Selected text
☆ ☆ ☆

PostgreSQL Weekly News - June 21, 2021

Posted on 2021-06-21 by PWN

PostgreSQL Weekly News - June 21, 2021

pgMustard 4, a user interface for 'explain analyze' which provides performance tips, released.

psycopg2 2.9.0, a Python connector for PostgreSQL, released.

pgAdmin4 5.4, a web- and native GUI control center for PostgreSQL, released.

Person of the week

PostgreSQL Product News

PostgreSQL Jobs for June


PostgreSQL in the News

Planet PostgreSQL: Planet

PostgreSQL Weekly News is brought to you this week by David Fetter

Submit news and announcements by Sunday at 3:00pm PST8PDT to

Applied Patches

Tom Lane pushed:

  • Work around portability issue with newer versions of mktime(). Recent glibc versions have made mktime() fail if tm_isdst is inconsistent with the prevailing timezone; in particular it fails for tm_isdst = 1 when the zone is UTC. (This seems wildly inconsistent with the POSIX-mandated treatment of "incorrect" values for the other fields of struct tm, so if you ask me it's a bug, but I bet they'll say it's intentional.) This has been observed to cause cosmetic problems when pg_restore'ing an archive created in a different timezone. To fix, do mktime() using the field values from the archive, and if that fails try again with tm_isdst = -1. This will give a result that's off by the UTC-offset difference from the original zone, but that was true before, too. It's not terribly critical since we don't do anything with the result except possibly print it. (Someday we should flush this entire bit of logic and record a standard-format timestamp in the archive instead. That's not okay for a back-patched bug fix, though.) Also, guard our only other use of mktime() by having initdb's build_time_t() set tm_isdst = -1 not 0. This case could only have an issue in zones that are DST year-round; but I think some do exist, or could in future. Per report from Wells Oliver. Back-patch to all supported versions, since any of them might need to run with a newer glibc. Discussion:

  • Remove orphaned expected-result file. This should have been removed in 43e084197, which removed the corresponding spec file. Noted while fooling about with the isolationtester.

  • Update variant expected-result file. This should have been updated in d2d8a229b, but it was overlooked. According to 31a877f18 which added it, this file is meant to show the results you get under default_transaction_isolation = serializable. We've largely lost track of that goal in other isolation tests, but as long as we've got this one, it should be right. Noted while fooling about with the isolationtester.

  • Remove another orphan expected-result file. aborted-keyrevoke_2.out was apparently needed when it was added (in commit 0ac5ad513) to handle the case of serializable transaction mode. However, the output in serializable mode actually matches the regular aborted-keyrevoke.out file, and AFAICT has done so for a long time. There's no need to keep dragging this variant along.

  • Update another variant expected-result file. This should have been updated in 533e9c6b0, but it was overlooked. Given the lack of complaints, I won't bother back-patching.

☆ ☆ ☆

Data extract

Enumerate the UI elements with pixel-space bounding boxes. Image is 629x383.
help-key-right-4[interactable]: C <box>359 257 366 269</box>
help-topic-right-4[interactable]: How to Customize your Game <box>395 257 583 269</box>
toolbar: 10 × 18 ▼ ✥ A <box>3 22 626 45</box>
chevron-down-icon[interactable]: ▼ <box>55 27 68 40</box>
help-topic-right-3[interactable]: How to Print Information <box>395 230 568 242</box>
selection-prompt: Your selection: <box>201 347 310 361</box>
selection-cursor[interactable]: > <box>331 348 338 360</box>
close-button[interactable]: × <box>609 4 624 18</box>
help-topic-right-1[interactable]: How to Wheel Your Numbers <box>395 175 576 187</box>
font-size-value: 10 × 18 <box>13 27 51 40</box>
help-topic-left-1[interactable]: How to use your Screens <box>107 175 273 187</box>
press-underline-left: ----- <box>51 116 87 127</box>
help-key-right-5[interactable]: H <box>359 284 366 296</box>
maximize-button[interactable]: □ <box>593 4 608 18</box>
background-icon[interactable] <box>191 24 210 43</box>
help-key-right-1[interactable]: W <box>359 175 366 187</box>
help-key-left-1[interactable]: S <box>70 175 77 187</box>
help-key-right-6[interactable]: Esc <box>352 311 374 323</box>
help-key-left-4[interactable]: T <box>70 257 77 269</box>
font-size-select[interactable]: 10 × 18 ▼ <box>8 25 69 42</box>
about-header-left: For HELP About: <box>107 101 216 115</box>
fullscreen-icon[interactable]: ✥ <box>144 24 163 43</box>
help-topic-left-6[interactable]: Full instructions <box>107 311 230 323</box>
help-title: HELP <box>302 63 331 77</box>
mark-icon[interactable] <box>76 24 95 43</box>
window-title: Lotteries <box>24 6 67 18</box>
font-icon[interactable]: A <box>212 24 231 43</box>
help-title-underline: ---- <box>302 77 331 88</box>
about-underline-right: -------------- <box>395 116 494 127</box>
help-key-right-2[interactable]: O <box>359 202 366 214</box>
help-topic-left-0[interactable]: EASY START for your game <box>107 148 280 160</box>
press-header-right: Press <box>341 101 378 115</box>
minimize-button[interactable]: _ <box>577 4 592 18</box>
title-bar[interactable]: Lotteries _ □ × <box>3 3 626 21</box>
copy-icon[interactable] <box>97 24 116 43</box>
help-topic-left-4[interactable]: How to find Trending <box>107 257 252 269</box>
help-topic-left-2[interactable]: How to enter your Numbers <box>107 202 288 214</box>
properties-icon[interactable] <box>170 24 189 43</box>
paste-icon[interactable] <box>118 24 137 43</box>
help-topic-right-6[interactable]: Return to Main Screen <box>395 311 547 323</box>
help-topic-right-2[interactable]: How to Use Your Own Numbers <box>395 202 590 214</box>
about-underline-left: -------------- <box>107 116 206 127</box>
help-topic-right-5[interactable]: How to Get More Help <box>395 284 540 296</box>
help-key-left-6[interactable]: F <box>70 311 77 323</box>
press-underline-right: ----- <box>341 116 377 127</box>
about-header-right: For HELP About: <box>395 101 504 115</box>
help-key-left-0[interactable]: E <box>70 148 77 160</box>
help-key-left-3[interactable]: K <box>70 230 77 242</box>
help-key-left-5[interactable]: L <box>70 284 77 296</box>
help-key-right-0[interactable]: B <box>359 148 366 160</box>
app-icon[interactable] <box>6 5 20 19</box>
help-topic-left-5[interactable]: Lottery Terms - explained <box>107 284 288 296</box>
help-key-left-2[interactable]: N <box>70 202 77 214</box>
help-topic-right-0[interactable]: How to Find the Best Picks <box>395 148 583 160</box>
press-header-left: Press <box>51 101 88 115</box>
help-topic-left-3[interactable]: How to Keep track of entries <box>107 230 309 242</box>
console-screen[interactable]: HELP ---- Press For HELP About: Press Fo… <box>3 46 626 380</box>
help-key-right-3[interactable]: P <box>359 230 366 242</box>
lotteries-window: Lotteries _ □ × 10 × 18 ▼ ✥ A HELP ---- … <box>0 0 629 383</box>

☆ ☆ ☆

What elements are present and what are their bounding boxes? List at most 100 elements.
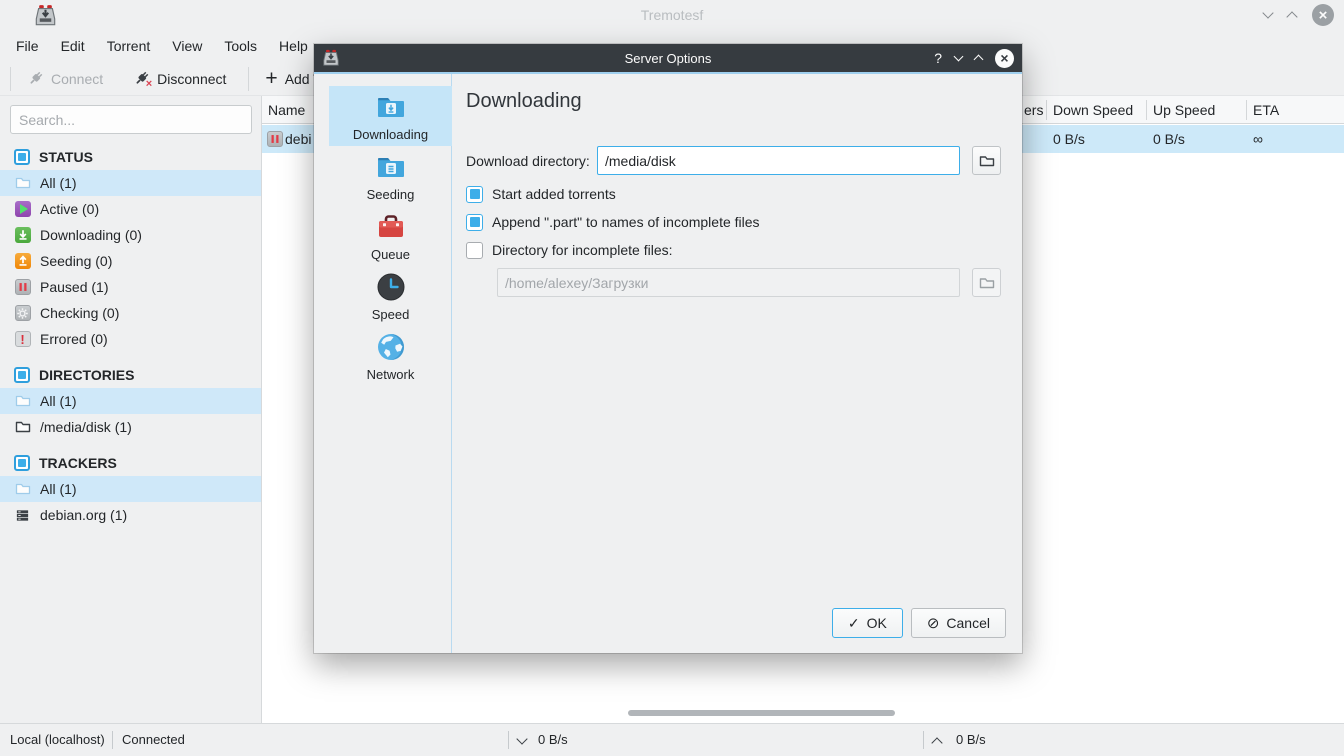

☆ ☆ ☆

Task to carry out
Write out, word for word, the part of the PostgreSQL weekly news above that starts with "Posted on 2021-06-21" and goes on through "performance tips, released.".

In response
Posted on 2021-06-21 by PWN

PostgreSQL Weekly News - June 21, 2021

pgMustard 4, a user interface for 'explain analyze' which provides performance tips, released.